(Stored data)
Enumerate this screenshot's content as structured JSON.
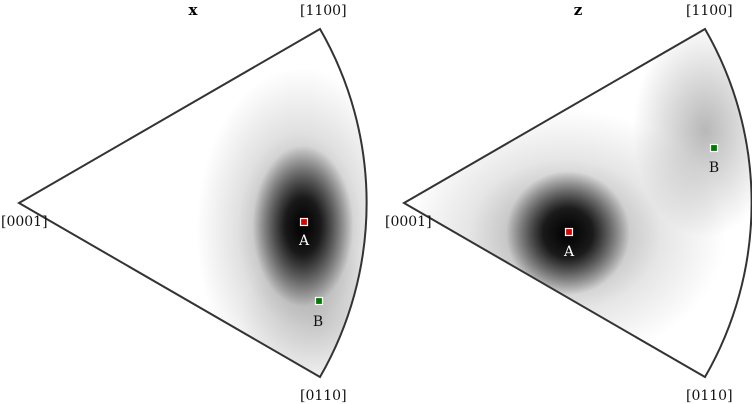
{
  "panels": [
    {
      "title": "x",
      "corner_labels": {
        "left": "[0001]",
        "top": "[1100]",
        "bottom": "[0110]"
      },
      "markers": [
        {
          "label": "A",
          "color": "#e00000"
        },
        {
          "label": "B",
          "color": "#007a00"
        }
      ]
    },
    {
      "title": "z",
      "corner_labels": {
        "left": "[0001]",
        "top": "[1100]",
        "bottom": "[0110]"
      },
      "markers": [
        {
          "label": "A",
          "color": "#e00000"
        },
        {
          "label": "B",
          "color": "#007a00"
        }
      ]
    }
  ]
}
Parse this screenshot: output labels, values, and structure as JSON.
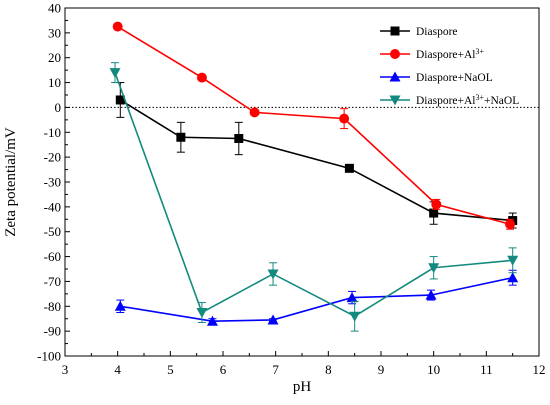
{
  "chart_data": {
    "type": "line",
    "title": "",
    "xlabel": "pH",
    "ylabel": "Zeta potential/mV",
    "xlim": [
      3,
      12
    ],
    "ylim": [
      -100,
      40
    ],
    "xticks": [
      3,
      4,
      5,
      6,
      7,
      8,
      9,
      10,
      11,
      12
    ],
    "yticks": [
      -100,
      -90,
      -80,
      -70,
      -60,
      -50,
      -40,
      -30,
      -20,
      -10,
      0,
      10,
      20,
      30,
      40
    ],
    "reference_line": {
      "y": 0,
      "style": "dotted"
    },
    "grid": false,
    "legend": "top-right",
    "series": [
      {
        "name": "Diaspore",
        "legend_main": "Diaspore",
        "legend_sup": "",
        "legend_tail": "",
        "color": "#000000",
        "marker": "square",
        "x": [
          4.05,
          5.2,
          6.3,
          8.4,
          10.0,
          11.5
        ],
        "y": [
          3,
          -12,
          -12.5,
          -24.5,
          -42.5,
          -45.5
        ],
        "err": [
          7,
          6,
          6.5,
          1,
          4.5,
          3
        ]
      },
      {
        "name": "Diaspore+Al3+",
        "legend_main": "Diaspore+Al",
        "legend_sup": "3+",
        "legend_tail": "",
        "color": "#ff0000",
        "marker": "circle",
        "x": [
          4.0,
          5.6,
          6.6,
          8.3,
          10.05,
          11.45
        ],
        "y": [
          32.5,
          12,
          -2,
          -4.5,
          -39,
          -47
        ],
        "err": [
          0,
          0,
          0,
          4,
          2,
          2
        ]
      },
      {
        "name": "Diaspore+NaOL",
        "legend_main": "Diaspore+NaOL",
        "legend_sup": "",
        "legend_tail": "",
        "color": "#0000ff",
        "marker": "triangle-up",
        "x": [
          4.05,
          5.8,
          6.95,
          8.45,
          9.95,
          11.5
        ],
        "y": [
          -80,
          -86,
          -85.5,
          -76.5,
          -75.5,
          -68.5
        ],
        "err": [
          2.5,
          1,
          0.5,
          2.5,
          2,
          3
        ]
      },
      {
        "name": "Diaspore+Al3++NaOL",
        "legend_main": "Diaspore+Al",
        "legend_sup": "3+",
        "legend_tail": "+NaOL",
        "color": "#138a7e",
        "marker": "triangle-down",
        "x": [
          3.95,
          5.6,
          6.95,
          8.5,
          10.0,
          11.5
        ],
        "y": [
          14,
          -82.5,
          -67,
          -84,
          -64.5,
          -61.5
        ],
        "err": [
          4,
          4,
          4.5,
          6,
          4.5,
          5
        ]
      }
    ]
  }
}
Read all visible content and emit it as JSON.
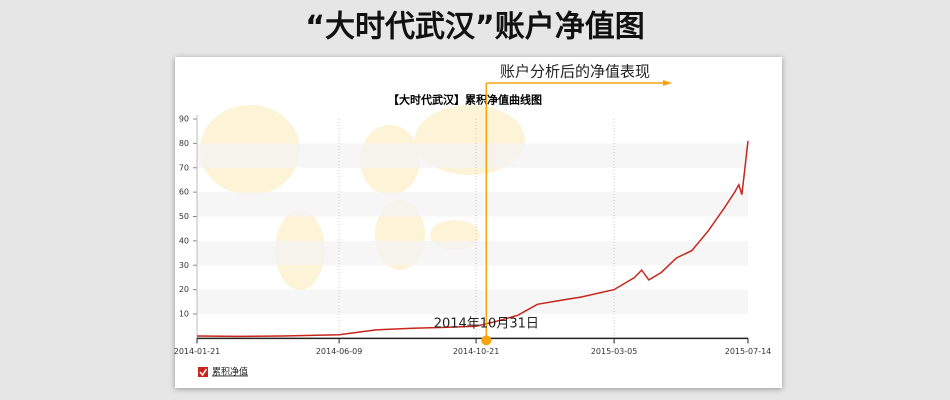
{
  "header": {
    "title": "“大时代武汉”账户净值图"
  },
  "chart_data": {
    "type": "line",
    "title": "【大时代武汉】累积净值曲线图",
    "x": [
      "2014-01-21",
      "2014-03-01",
      "2014-04-15",
      "2014-06-09",
      "2014-07-15",
      "2014-08-20",
      "2014-09-20",
      "2014-10-21",
      "2014-11-10",
      "2014-12-01",
      "2014-12-20",
      "2015-01-10",
      "2015-02-01",
      "2015-03-05",
      "2015-03-25",
      "2015-04-01",
      "2015-04-08",
      "2015-04-20",
      "2015-05-05",
      "2015-05-20",
      "2015-06-05",
      "2015-06-20",
      "2015-07-01",
      "2015-07-05",
      "2015-07-08",
      "2015-07-14"
    ],
    "series": [
      {
        "name": "累积净值",
        "color": "#c8251b",
        "values": [
          1,
          0.8,
          1,
          1.5,
          3.5,
          4.2,
          4.5,
          5,
          7,
          9.5,
          14,
          15.5,
          17,
          20,
          25,
          28,
          24,
          27,
          33,
          36,
          44,
          53,
          60,
          63,
          59,
          81
        ]
      }
    ],
    "xlim": [
      "2014-01-21",
      "2015-07-14"
    ],
    "xticks": [
      "2014-01-21",
      "2014-06-09",
      "2014-10-21",
      "2015-03-05",
      "2015-07-14"
    ],
    "ylim": [
      0,
      90
    ],
    "yticks": [
      10,
      20,
      30,
      40,
      50,
      60,
      70,
      80,
      90
    ],
    "grid": true,
    "marker": {
      "x": "2014-10-31",
      "label": "2014年10月31日",
      "note": "账户分析后的净值表现",
      "color": "#f5a30f"
    }
  }
}
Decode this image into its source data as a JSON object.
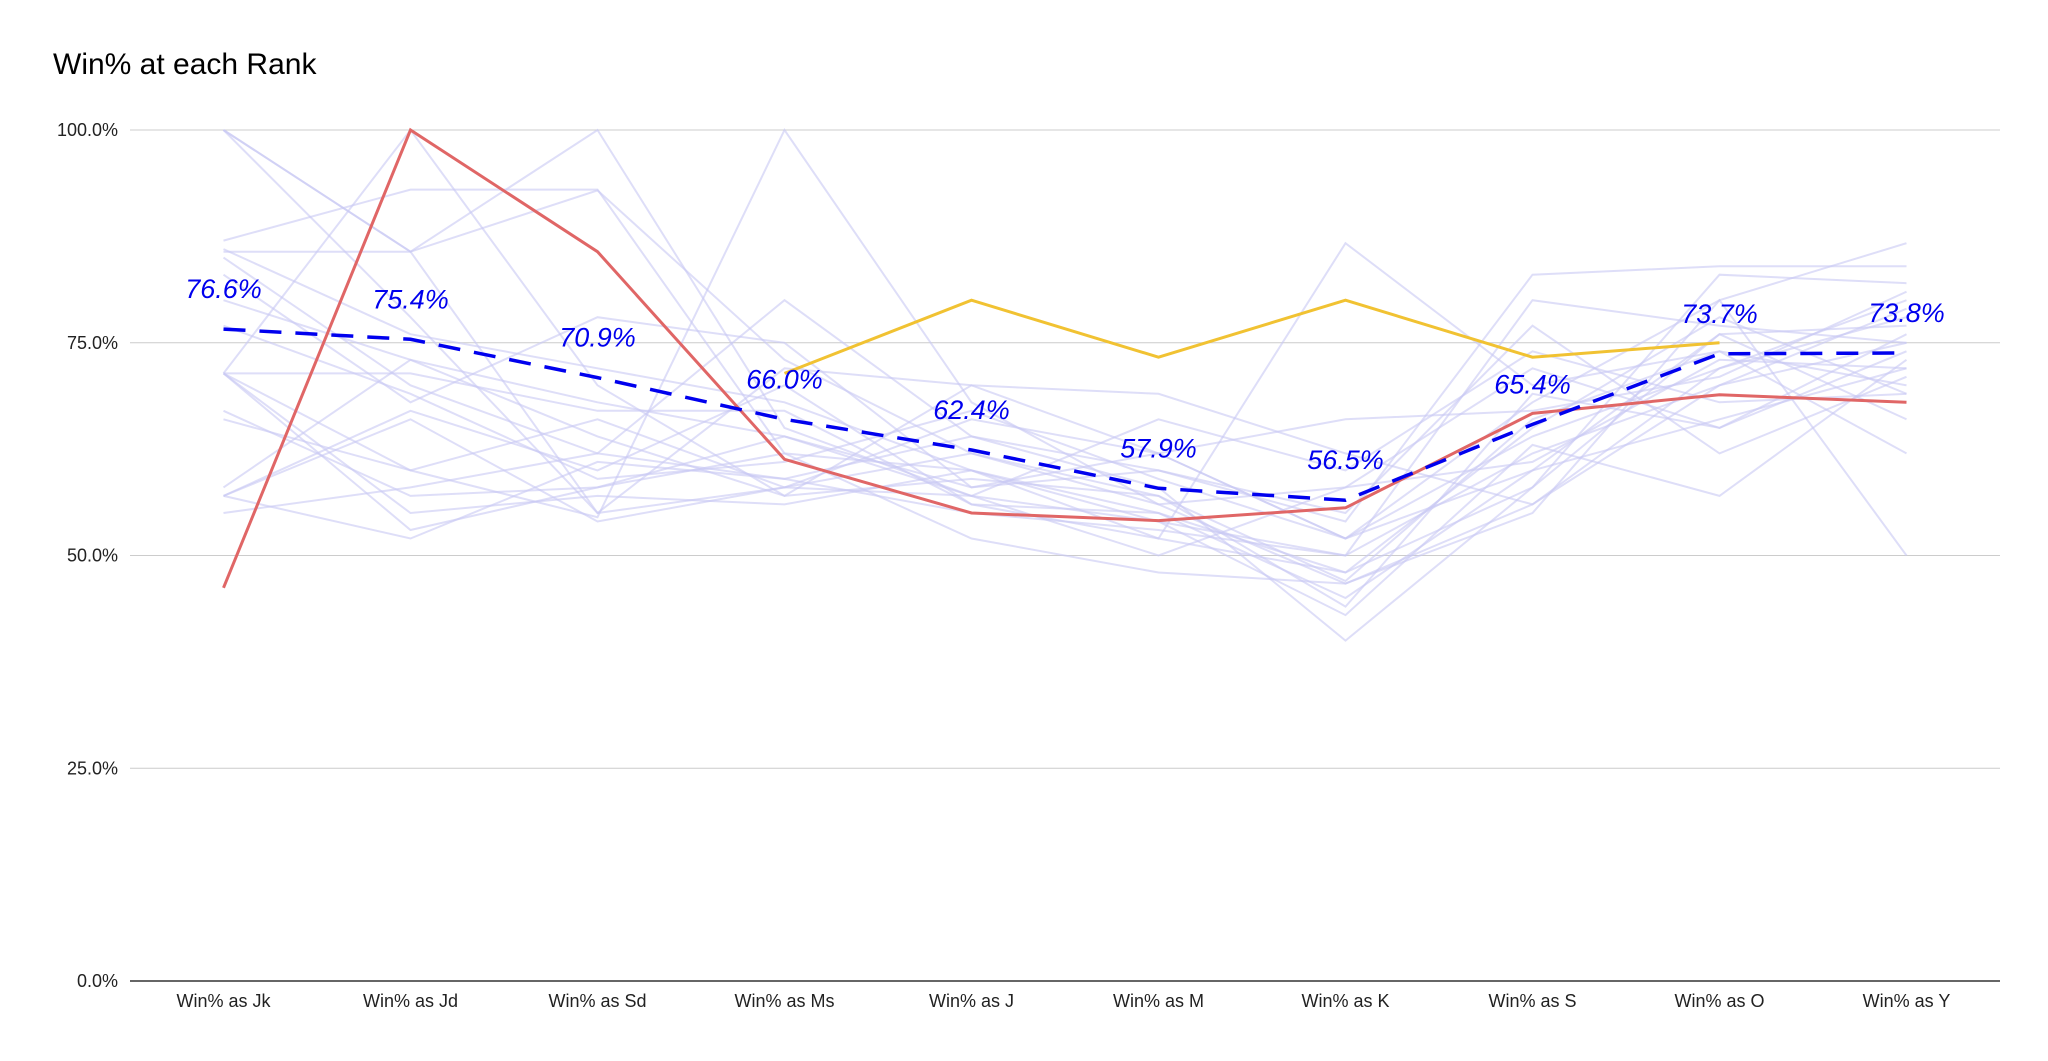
{
  "chart_data": {
    "type": "line",
    "title": "Win% at each Rank",
    "xlabel": "",
    "ylabel": "",
    "categories": [
      "Win% as Jk",
      "Win% as Jd",
      "Win% as Sd",
      "Win% as Ms",
      "Win% as J",
      "Win% as M",
      "Win% as K",
      "Win% as S",
      "Win% as O",
      "Win% as Y"
    ],
    "y_ticks": [
      "0.0%",
      "25.0%",
      "50.0%",
      "75.0%",
      "100.0%"
    ],
    "ylim": [
      0,
      100
    ],
    "grid": true,
    "legend": "none",
    "colors": {
      "background_lines": "#c8c8f4",
      "average": "#0000ee",
      "red": "#e06666",
      "yellow": "#f1c232",
      "grid": "#cccccc",
      "axis": "#333333"
    },
    "average_series": {
      "values": [
        76.6,
        75.4,
        70.9,
        66.0,
        62.4,
        57.9,
        56.5,
        65.4,
        73.7,
        73.8
      ],
      "labels": [
        "76.6%",
        "75.4%",
        "70.9%",
        "66.0%",
        "62.4%",
        "57.9%",
        "56.5%",
        "65.4%",
        "73.7%",
        "73.8%"
      ],
      "style": "dashed"
    },
    "highlight_series": [
      {
        "color": "red",
        "values": [
          46.2,
          100.0,
          85.7,
          61.3,
          55.0,
          54.1,
          55.6,
          66.7,
          68.9,
          68.0
        ]
      },
      {
        "color": "yellow",
        "values": [
          null,
          null,
          null,
          71.4,
          80.0,
          73.3,
          80.0,
          73.3,
          75.0,
          null
        ]
      }
    ],
    "background_series": [
      [
        100.0,
        85.7,
        92.9,
        73.0,
        62.0,
        57.0,
        47.0,
        66.0,
        74.0,
        70.0
      ],
      [
        100.0,
        85.7,
        100.0,
        65.0,
        57.0,
        54.0,
        50.0,
        62.0,
        70.0,
        75.0
      ],
      [
        100.0,
        78.0,
        55.0,
        72.0,
        70.0,
        69.0,
        62.0,
        56.0,
        72.0,
        78.0
      ],
      [
        87.0,
        93.0,
        93.0,
        62.0,
        60.0,
        55.0,
        45.0,
        60.0,
        66.0,
        72.0
      ],
      [
        85.7,
        85.7,
        55.0,
        58.0,
        66.0,
        62.0,
        52.0,
        68.0,
        80.0,
        86.7
      ],
      [
        85.0,
        70.0,
        62.0,
        80.0,
        64.0,
        58.0,
        40.0,
        58.0,
        83.0,
        82.0
      ],
      [
        83.0,
        68.0,
        78.0,
        75.0,
        58.0,
        60.0,
        54.0,
        83.0,
        84.0,
        84.0
      ],
      [
        71.4,
        100.0,
        70.0,
        57.0,
        70.0,
        62.0,
        52.0,
        60.0,
        76.0,
        66.0
      ],
      [
        71.4,
        71.4,
        67.0,
        67.0,
        56.0,
        52.0,
        86.7,
        70.0,
        74.0,
        62.0
      ],
      [
        71.4,
        60.0,
        54.5,
        100.0,
        68.0,
        56.0,
        46.7,
        55.0,
        80.0,
        50.0
      ],
      [
        71.4,
        55.0,
        57.0,
        56.0,
        60.0,
        54.0,
        43.0,
        63.0,
        57.0,
        73.0
      ],
      [
        71.4,
        53.0,
        58.0,
        64.0,
        57.0,
        50.0,
        58.0,
        72.0,
        65.0,
        76.0
      ],
      [
        67.0,
        57.0,
        58.0,
        62.0,
        52.0,
        48.0,
        46.7,
        56.0,
        70.0,
        79.0
      ],
      [
        57.0,
        67.0,
        60.0,
        70.0,
        56.0,
        55.0,
        48.0,
        65.0,
        78.0,
        69.0
      ],
      [
        57.0,
        52.0,
        61.0,
        59.0,
        64.0,
        60.0,
        55.0,
        77.0,
        62.0,
        71.0
      ],
      [
        57.0,
        66.0,
        54.0,
        58.0,
        57.0,
        66.0,
        60.0,
        74.0,
        68.0,
        69.0
      ],
      [
        55.0,
        58.0,
        62.0,
        59.0,
        55.0,
        53.0,
        50.0,
        80.0,
        77.0,
        75.0
      ],
      [
        77.0,
        69.0,
        59.0,
        61.0,
        67.0,
        59.0,
        52.0,
        64.0,
        72.0,
        80.0
      ],
      [
        80.0,
        73.0,
        64.0,
        57.0,
        59.0,
        57.0,
        44.0,
        69.0,
        65.0,
        74.0
      ],
      [
        66.0,
        60.0,
        66.0,
        58.0,
        62.0,
        56.0,
        58.0,
        61.0,
        73.0,
        72.0
      ],
      [
        86.0,
        76.0,
        72.0,
        68.0,
        60.0,
        52.0,
        48.0,
        58.0,
        76.0,
        77.0
      ],
      [
        58.0,
        73.0,
        68.0,
        64.0,
        58.0,
        62.0,
        66.0,
        67.0,
        71.0,
        81.0
      ]
    ]
  }
}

▶ CHALLENGE
Count the lines in the entries that hold the word "grid", and give nothing but the total.

▶ EXERCISE ANSWER
4